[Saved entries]
────────────────────

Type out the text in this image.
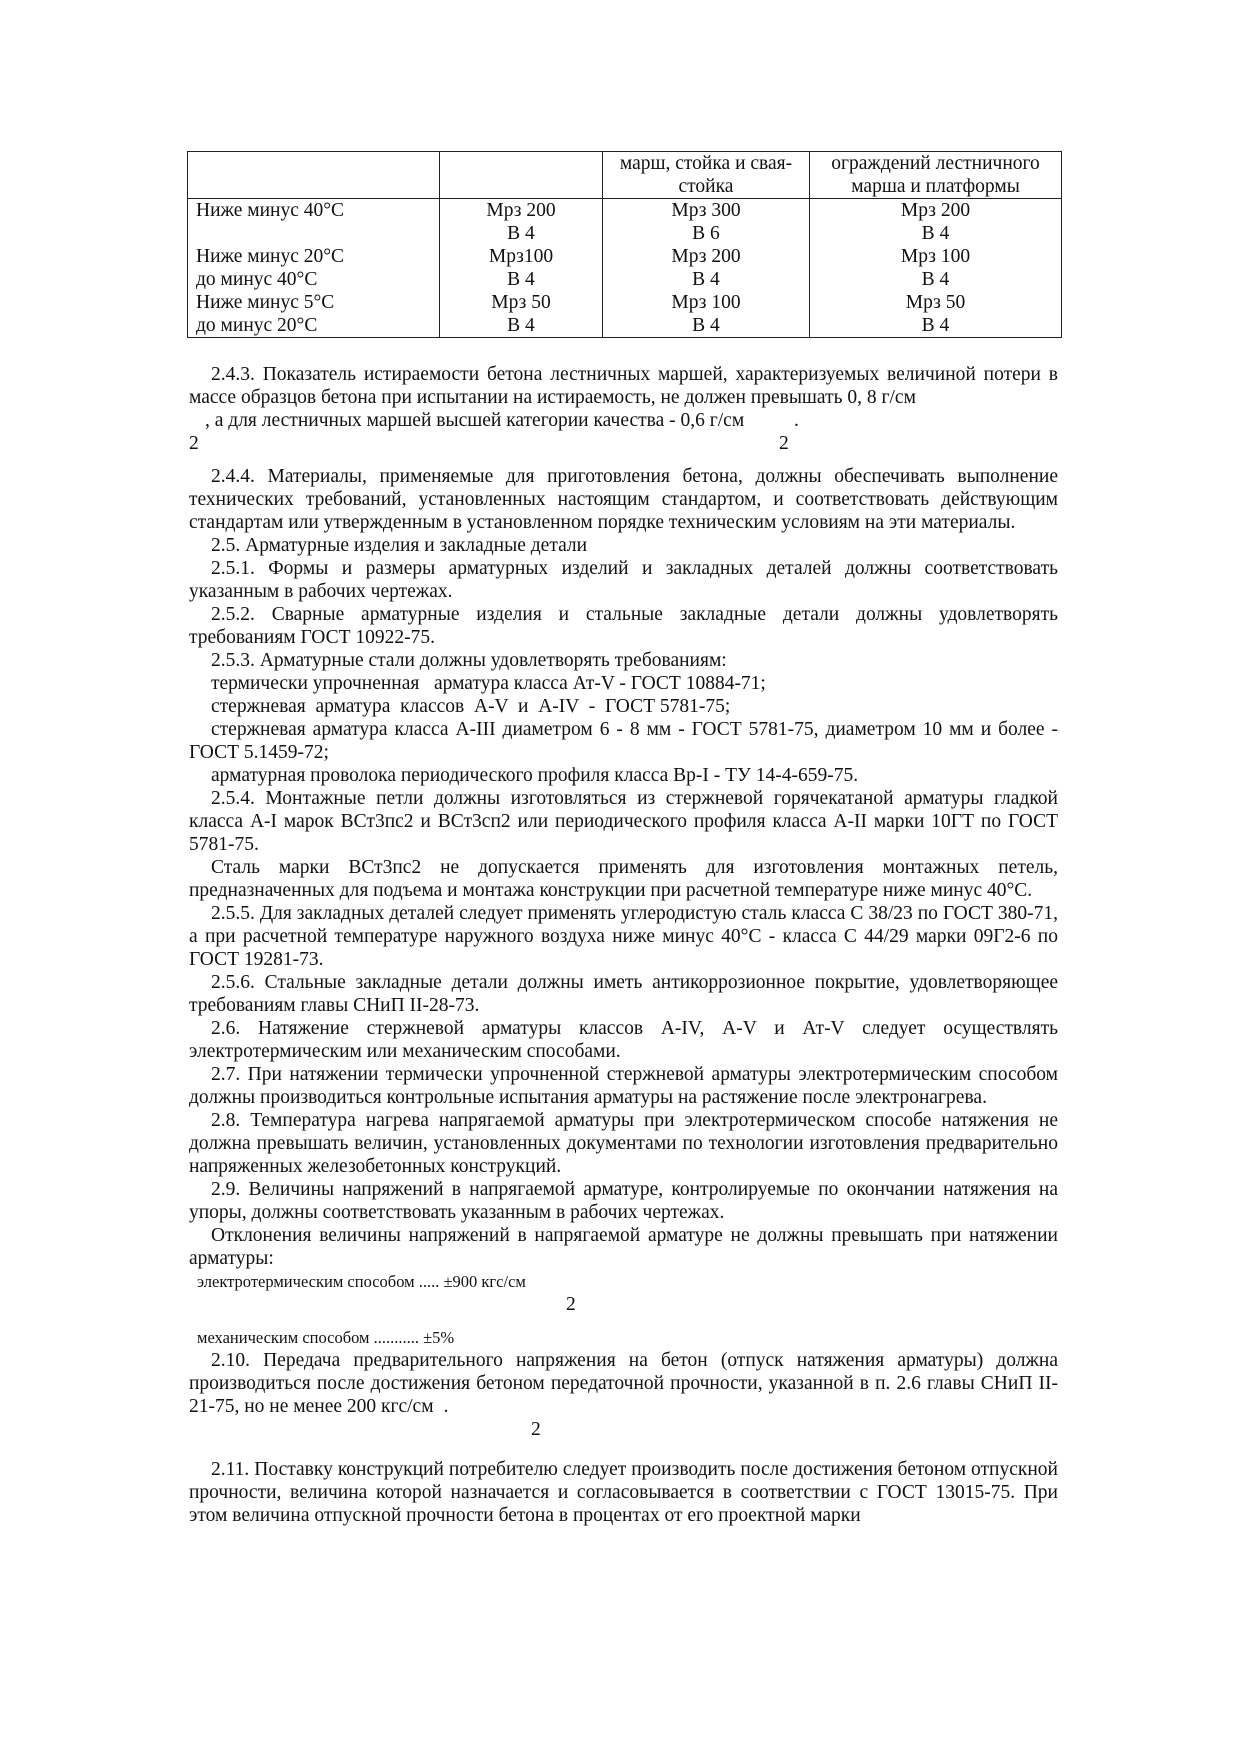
		марш, стойка и свая-стойка	ограждений лестничного марша и платформы
Ниже минус 40°С	Мрз 200	Мрз 300	Мрз 200
	В 4	В 6	В 4
Ниже минус 20°С	Мрз100	Мрз 200	Мрз 100
до минус 40°С	В 4	В 4	В 4
Ниже минус 5°С	Мрз 50	Мрз 100	Мрз 50
до минус 20°С	В 4	В 4	В 4

2.4.3. Показатель истираемости бетона лестничных маршей, характеризуемых величиной потери в массе образцов бетона при испытании на истираемость, не должен превышать 0, 8 г/см

, а для лестничных маршей высшей категории качества - 0,6 г/см	.
2	2

2.4.4. Материалы, применяемые для приготовления бетона, должны обеспечивать выполнение технических требований, установленных настоящим стандартом, и соответствовать действующим стандартам или утвержденным в установленном порядке техническим условиям на эти материалы.

2.5. Арматурные изделия и закладные детали

2.5.1. Формы и размеры арматурных изделий и закладных деталей должны соответствовать указанным в рабочих чертежах.

2.5.2. Сварные арматурные изделия и стальные закладные детали должны удовлетворять требованиям ГОСТ 10922-75.

2.5.3. Арматурные стали должны удовлетворять требованиям:

термически упрочненная   арматура класса Ат-V - ГОСТ 10884-71;

стержневая  арматура  классов  А-V  и  А-IV  -  ГОСТ 5781-75;

стержневая арматура класса А-III диаметром 6 - 8 мм - ГОСТ 5781-75, диаметром 10 мм и более - ГОСТ 5.1459-72;

арматурная проволока периодического профиля класса Вр-I - ТУ 14-4-659-75.

2.5.4. Монтажные петли должны изготовляться из стержневой горячекатаной арматуры гладкой класса А-I марок ВСт3пс2 и ВСт3сп2 или периодического профиля класса А-II марки 10ГТ по ГОСТ 5781-75.

Сталь марки ВСт3пс2 не допускается применять для изготовления монтажных петель, предназначенных для подъема и монтажа конструкции при расчетной температуре ниже минус 40°С.

2.5.5. Для закладных деталей следует применять углеродистую сталь класса С 38/23 по ГОСТ 380-71, а при расчетной температуре наружного воздуха ниже минус 40°С - класса С 44/29 марки 09Г2-6 по ГОСТ 19281-73.

2.5.6. Стальные закладные детали должны иметь антикоррозионное покрытие, удовлетворяющее требованиям главы СНиП II-28-73.

2.6. Натяжение стержневой арматуры классов А-IV, А-V и Ат-V следует осуществлять электротермическим или механическим способами.

2.7. При натяжении термически упрочненной стержневой арматуры электротермическим способом должны производиться контрольные испытания арматуры на растяжение после электронагрева.

2.8. Температура нагрева напрягаемой арматуры при электротермическом способе натяжения не должна превышать величин, установленных документами по технологии изготовления предварительно напряженных железобетонных конструкций.

2.9. Величины напряжений в напрягаемой арматуре, контролируемые по окончании натяжения на упоры, должны соответствовать указанным в рабочих чертежах.

Отклонения величины напряжений в напрягаемой арматуре не должны превышать при натяжении арматуры:

электротермическим способом ..... ±900 кгс/см

2

механическим способом ........... ±5%

2.10. Передача предварительного напряжения на бетон (отпуск натяжения арматуры) должна производиться после достижения бетоном передаточной прочности, указанной в п. 2.6 главы СНиП II-21-75, но не менее 200 кгс/см .

2

2.11. Поставку конструкций потребителю следует производить после достижения бетоном отпускной прочности, величина которой назначается и согласовывается в соответствии с ГОСТ 13015-75. При этом величина отпускной прочности бетона в процентах от его проектной марки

────────────────────

> [DO THIS]:
Single out each line of the records above with the string "закладных" in it, and copy it.

> [CORRECT ANSWER]:
2.5.1. Формы и размеры арматурных изделий и закладных деталей должны соответствовать указанным в рабочих чертежах.
2.5.5. Для закладных деталей следует применять углеродистую сталь класса С 38/23 по ГОСТ 380-71, а при расчетной температуре наружного воздуха ниже минус 40°С - класса С 44/29 марки 09Г2-6 по ГОСТ 19281-73.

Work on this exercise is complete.